Stored items from a collection:
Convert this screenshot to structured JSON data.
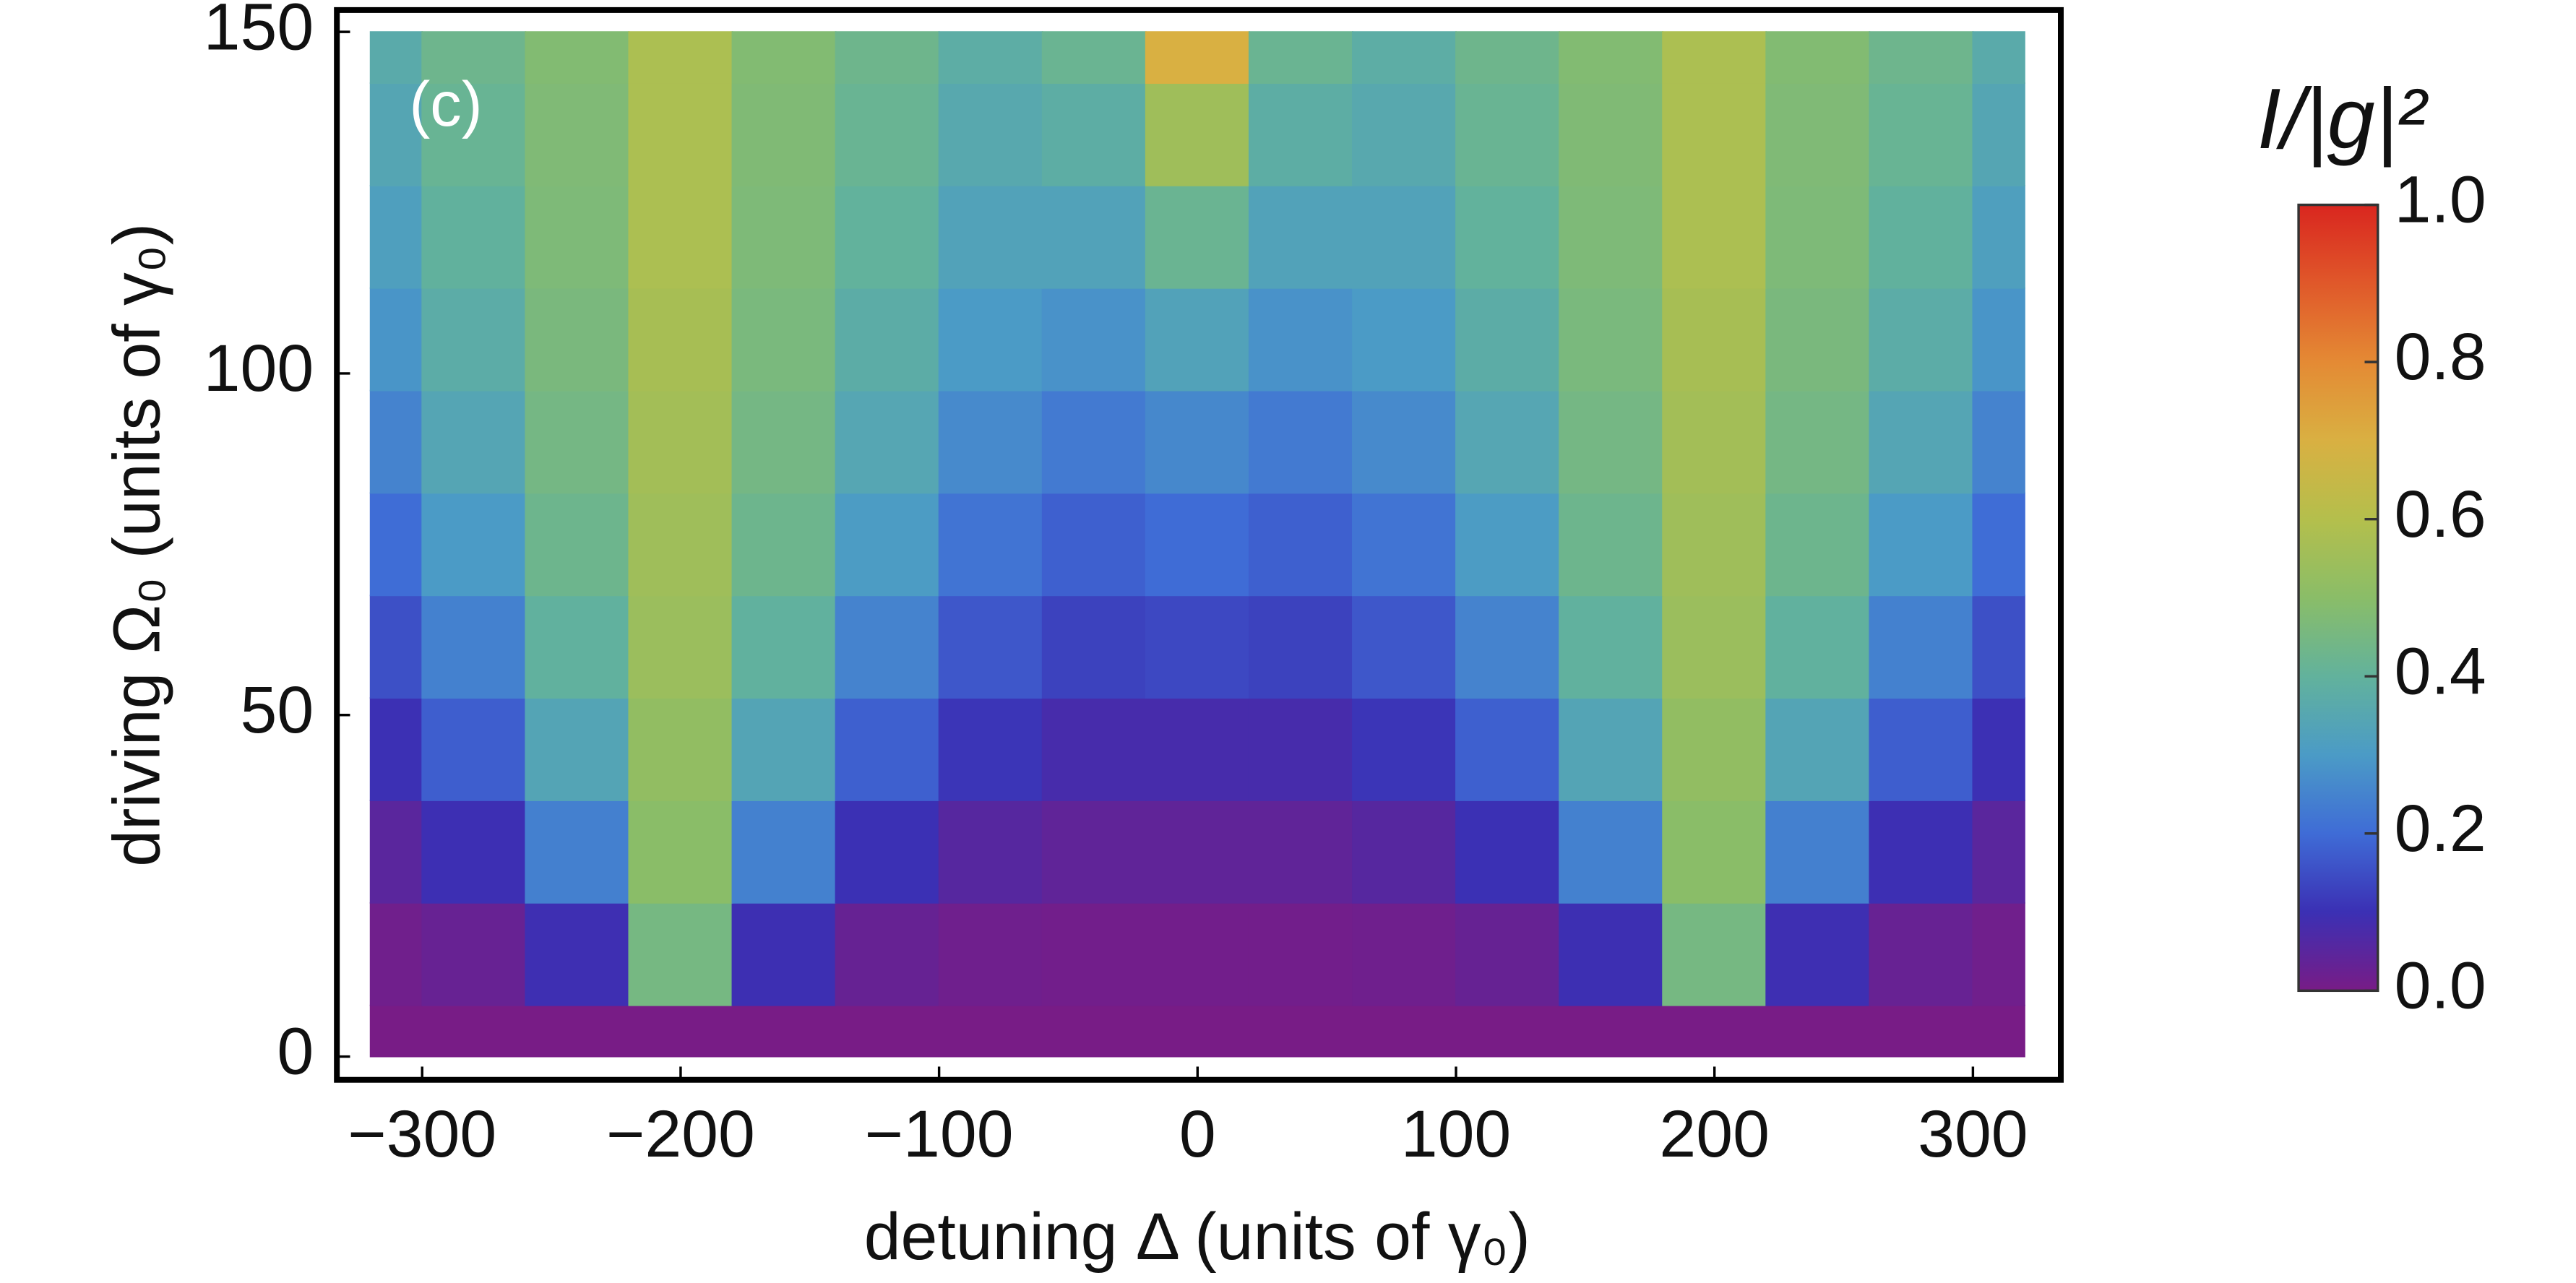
{
  "chart_data": {
    "type": "contour",
    "xlabel": "detuning Δ (units of γ₀)",
    "ylabel": "driving Ω₀ (units of γ₀)",
    "annotation": "(c)",
    "x": [
      -320,
      -280,
      -240,
      -200,
      -160,
      -120,
      -80,
      -40,
      0,
      40,
      80,
      120,
      160,
      200,
      240,
      280,
      320
    ],
    "y": [
      0,
      15,
      30,
      45,
      60,
      75,
      90,
      105,
      120,
      135,
      150
    ],
    "z": [
      [
        0,
        0,
        0,
        0,
        0,
        0,
        0,
        0,
        0,
        0,
        0,
        0,
        0,
        0,
        0,
        0,
        0
      ],
      [
        0.013,
        0.028,
        0.095,
        0.45,
        0.096,
        0.029,
        0.015,
        0.01,
        0.01,
        0.01,
        0.015,
        0.029,
        0.096,
        0.45,
        0.095,
        0.028,
        0.013
      ],
      [
        0.049,
        0.097,
        0.243,
        0.5,
        0.244,
        0.1,
        0.055,
        0.04,
        0.04,
        0.04,
        0.055,
        0.1,
        0.244,
        0.5,
        0.243,
        0.097,
        0.049
      ],
      [
        0.099,
        0.176,
        0.34,
        0.52,
        0.34,
        0.18,
        0.109,
        0.08,
        0.08,
        0.08,
        0.109,
        0.18,
        0.34,
        0.52,
        0.34,
        0.176,
        0.099
      ],
      [
        0.153,
        0.245,
        0.395,
        0.54,
        0.396,
        0.249,
        0.165,
        0.13,
        0.14,
        0.13,
        0.165,
        0.249,
        0.396,
        0.54,
        0.395,
        0.245,
        0.153
      ],
      [
        0.203,
        0.3,
        0.428,
        0.55,
        0.428,
        0.304,
        0.218,
        0.18,
        0.2,
        0.18,
        0.218,
        0.304,
        0.428,
        0.55,
        0.428,
        0.3,
        0.203
      ],
      [
        0.248,
        0.342,
        0.447,
        0.56,
        0.447,
        0.346,
        0.263,
        0.23,
        0.26,
        0.23,
        0.263,
        0.346,
        0.447,
        0.56,
        0.447,
        0.342,
        0.248
      ],
      [
        0.287,
        0.373,
        0.459,
        0.57,
        0.46,
        0.376,
        0.301,
        0.28,
        0.33,
        0.28,
        0.301,
        0.376,
        0.46,
        0.57,
        0.459,
        0.373,
        0.287
      ],
      [
        0.319,
        0.397,
        0.469,
        0.58,
        0.469,
        0.4,
        0.332,
        0.33,
        0.42,
        0.33,
        0.332,
        0.4,
        0.469,
        0.58,
        0.469,
        0.397,
        0.319
      ],
      [
        0.345,
        0.415,
        0.474,
        0.58,
        0.475,
        0.417,
        0.357,
        0.38,
        0.55,
        0.38,
        0.357,
        0.417,
        0.475,
        0.58,
        0.474,
        0.415,
        0.345
      ],
      [
        0.366,
        0.429,
        0.48,
        0.58,
        0.48,
        0.431,
        0.378,
        0.42,
        0.7,
        0.42,
        0.378,
        0.431,
        0.48,
        0.58,
        0.48,
        0.429,
        0.366
      ]
    ],
    "xlim": [
      -333,
      334
    ],
    "ylim": [
      -3.4,
      153.2
    ],
    "xticks": [
      {
        "value": -300,
        "label": "−300"
      },
      {
        "value": -200,
        "label": "−200"
      },
      {
        "value": -100,
        "label": "−100"
      },
      0,
      100,
      200,
      300
    ],
    "yticks": [
      0,
      50,
      100,
      150
    ],
    "colormap": [
      "#781c86",
      "#3b30b4",
      "#3f6cd6",
      "#4b9bc6",
      "#62b29c",
      "#8abd68",
      "#b4bf4c",
      "#d9b042",
      "#e48a34",
      "#e0582a",
      "#d9261f"
    ],
    "colorbar": {
      "title": "I/|g|²",
      "lim": [
        0,
        1
      ],
      "ticks": [
        {
          "value": 0,
          "label": "0.0"
        },
        0.2,
        0.4,
        0.6,
        0.8,
        {
          "value": 1,
          "label": "1.0"
        }
      ]
    }
  }
}
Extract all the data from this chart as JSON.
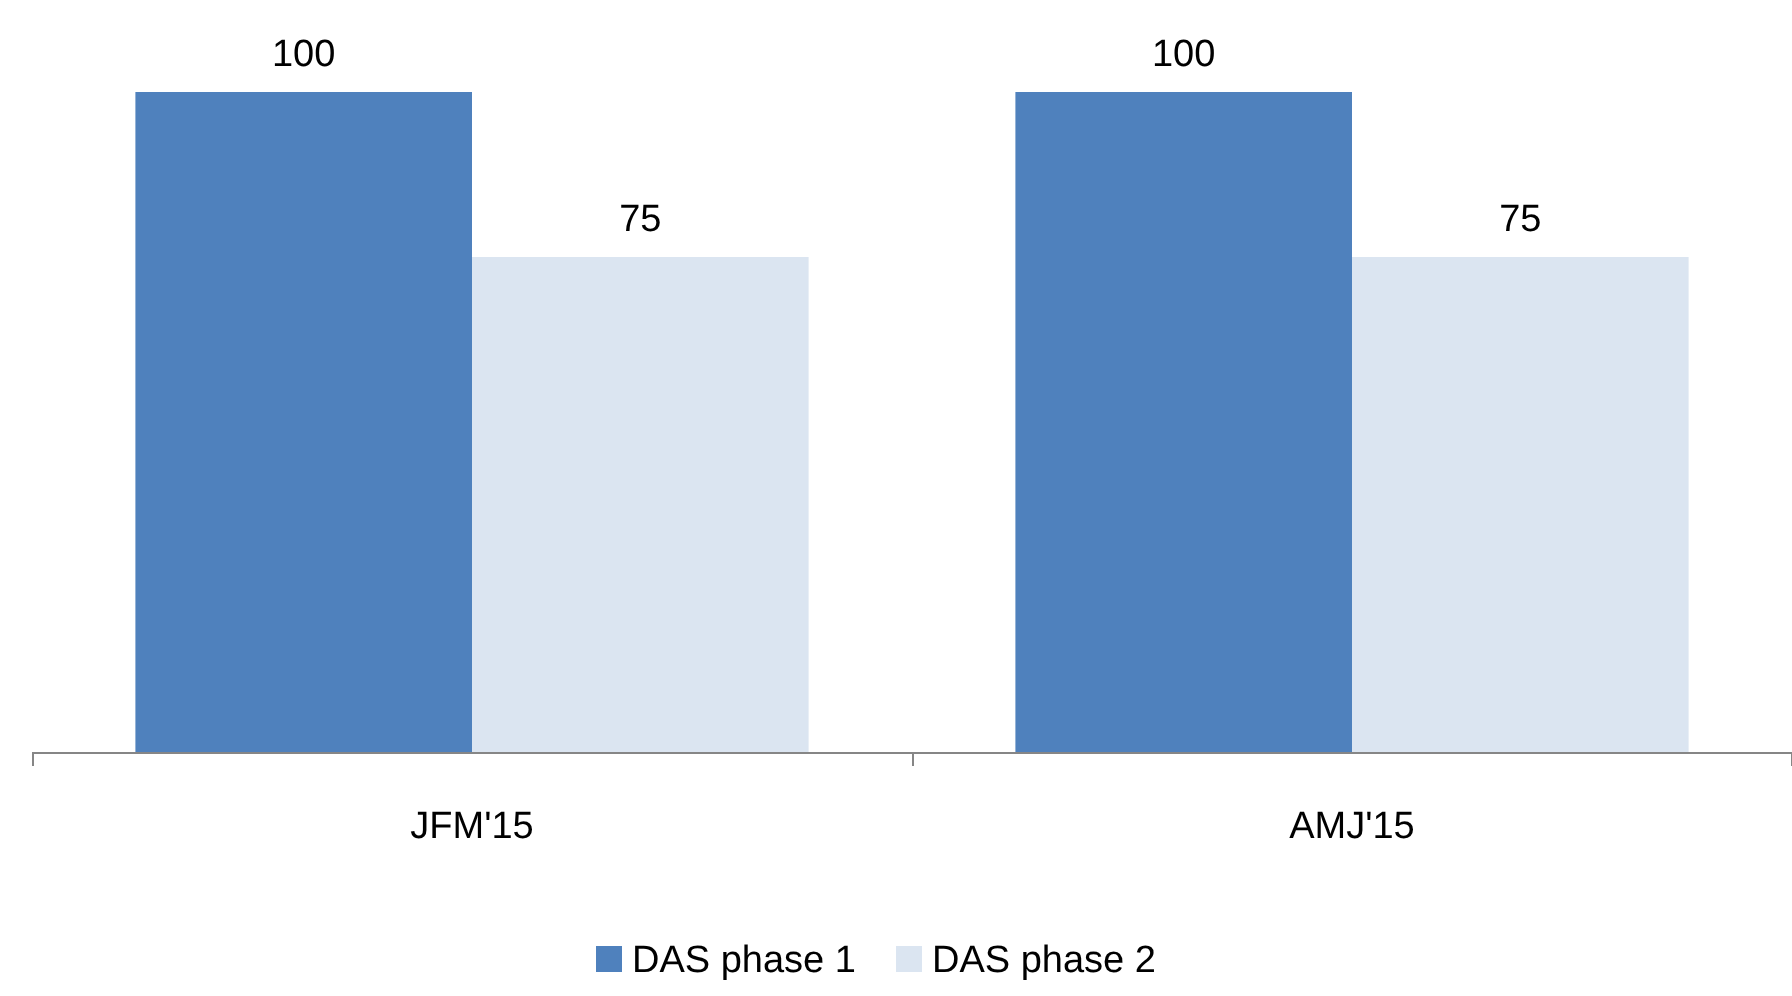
{
  "chart_data": {
    "type": "bar",
    "categories": [
      "JFM'15",
      "AMJ'15"
    ],
    "series": [
      {
        "name": "DAS phase 1",
        "color": "#4f81bd",
        "values": [
          100,
          100
        ]
      },
      {
        "name": "DAS phase 2",
        "color": "#dbe5f1",
        "values": [
          75,
          75
        ]
      }
    ],
    "data_labels": true,
    "legend": "bottom",
    "grid": false
  }
}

Task statement
Copy the material shown above in full and exactly. Skip the pictures.

The response
Convert this screenshot to structured JSON data.
{
  "chart_data": {
    "type": "contour",
    "xlabel": "detuning Δ (units of γ₀)",
    "ylabel": "driving Ω₀ (units of γ₀)",
    "annotation": "(c)",
    "x": [
      -320,
      -280,
      -240,
      -200,
      -160,
      -120,
      -80,
      -40,
      0,
      40,
      80,
      120,
      160,
      200,
      240,
      280,
      320
    ],
    "y": [
      0,
      15,
      30,
      45,
      60,
      75,
      90,
      105,
      120,
      135,
      150
    ],
    "z": [
      [
        0,
        0,
        0,
        0,
        0,
        0,
        0,
        0,
        0,
        0,
        0,
        0,
        0,
        0,
        0,
        0,
        0
      ],
      [
        0.013,
        0.028,
        0.095,
        0.45,
        0.096,
        0.029,
        0.015,
        0.01,
        0.01,
        0.01,
        0.015,
        0.029,
        0.096,
        0.45,
        0.095,
        0.028,
        0.013
      ],
      [
        0.049,
        0.097,
        0.243,
        0.5,
        0.244,
        0.1,
        0.055,
        0.04,
        0.04,
        0.04,
        0.055,
        0.1,
        0.244,
        0.5,
        0.243,
        0.097,
        0.049
      ],
      [
        0.099,
        0.176,
        0.34,
        0.52,
        0.34,
        0.18,
        0.109,
        0.08,
        0.08,
        0.08,
        0.109,
        0.18,
        0.34,
        0.52,
        0.34,
        0.176,
        0.099
      ],
      [
        0.153,
        0.245,
        0.395,
        0.54,
        0.396,
        0.249,
        0.165,
        0.13,
        0.14,
        0.13,
        0.165,
        0.249,
        0.396,
        0.54,
        0.395,
        0.245,
        0.153
      ],
      [
        0.203,
        0.3,
        0.428,
        0.55,
        0.428,
        0.304,
        0.218,
        0.18,
        0.2,
        0.18,
        0.218,
        0.304,
        0.428,
        0.55,
        0.428,
        0.3,
        0.203
      ],
      [
        0.248,
        0.342,
        0.447,
        0.56,
        0.447,
        0.346,
        0.263,
        0.23,
        0.26,
        0.23,
        0.263,
        0.346,
        0.447,
        0.56,
        0.447,
        0.342,
        0.248
      ],
      [
        0.287,
        0.373,
        0.459,
        0.57,
        0.46,
        0.376,
        0.301,
        0.28,
        0.33,
        0.28,
        0.301,
        0.376,
        0.46,
        0.57,
        0.459,
        0.373,
        0.287
      ],
      [
        0.319,
        0.397,
        0.469,
        0.58,
        0.469,
        0.4,
        0.332,
        0.33,
        0.42,
        0.33,
        0.332,
        0.4,
        0.469,
        0.58,
        0.469,
        0.397,
        0.319
      ],
      [
        0.345,
        0.415,
        0.474,
        0.58,
        0.475,
        0.417,
        0.357,
        0.38,
        0.55,
        0.38,
        0.357,
        0.417,
        0.475,
        0.58,
        0.474,
        0.415,
        0.345
      ],
      [
        0.366,
        0.429,
        0.48,
        0.58,
        0.48,
        0.431,
        0.378,
        0.42,
        0.7,
        0.42,
        0.378,
        0.431,
        0.48,
        0.58,
        0.48,
        0.429,
        0.366
      ]
    ],
    "xlim": [
      -333,
      334
    ],
    "ylim": [
      -3.4,
      153.2
    ],
    "xticks": [
      {
        "value": -300,
        "label": "−300"
      },
      {
        "value": -200,
        "label": "−200"
      },
      {
        "value": -100,
        "label": "−100"
      },
      0,
      100,
      200,
      300
    ],
    "yticks": [
      0,
      50,
      100,
      150
    ],
    "colormap": [
      "#781c86",
      "#3b30b4",
      "#3f6cd6",
      "#4b9bc6",
      "#62b29c",
      "#8abd68",
      "#b4bf4c",
      "#d9b042",
      "#e48a34",
      "#e0582a",
      "#d9261f"
    ],
    "colorbar": {
      "title": "I/|g|²",
      "lim": [
        0,
        1
      ],
      "ticks": [
        {
          "value": 0,
          "label": "0.0"
        },
        0.2,
        0.4,
        0.6,
        0.8,
        {
          "value": 1,
          "label": "1.0"
        }
      ]
    }
  }
}
Extract all the data from this chart as JSON.
{
  "chart_data": {
    "type": "bar",
    "categories": [
      "JFM'15",
      "AMJ'15"
    ],
    "series": [
      {
        "name": "DAS phase 1",
        "color": "#4f81bd",
        "values": [
          100,
          100
        ]
      },
      {
        "name": "DAS phase 2",
        "color": "#dbe5f1",
        "values": [
          75,
          75
        ]
      }
    ],
    "data_labels": true,
    "legend": "bottom",
    "grid": false
  }
}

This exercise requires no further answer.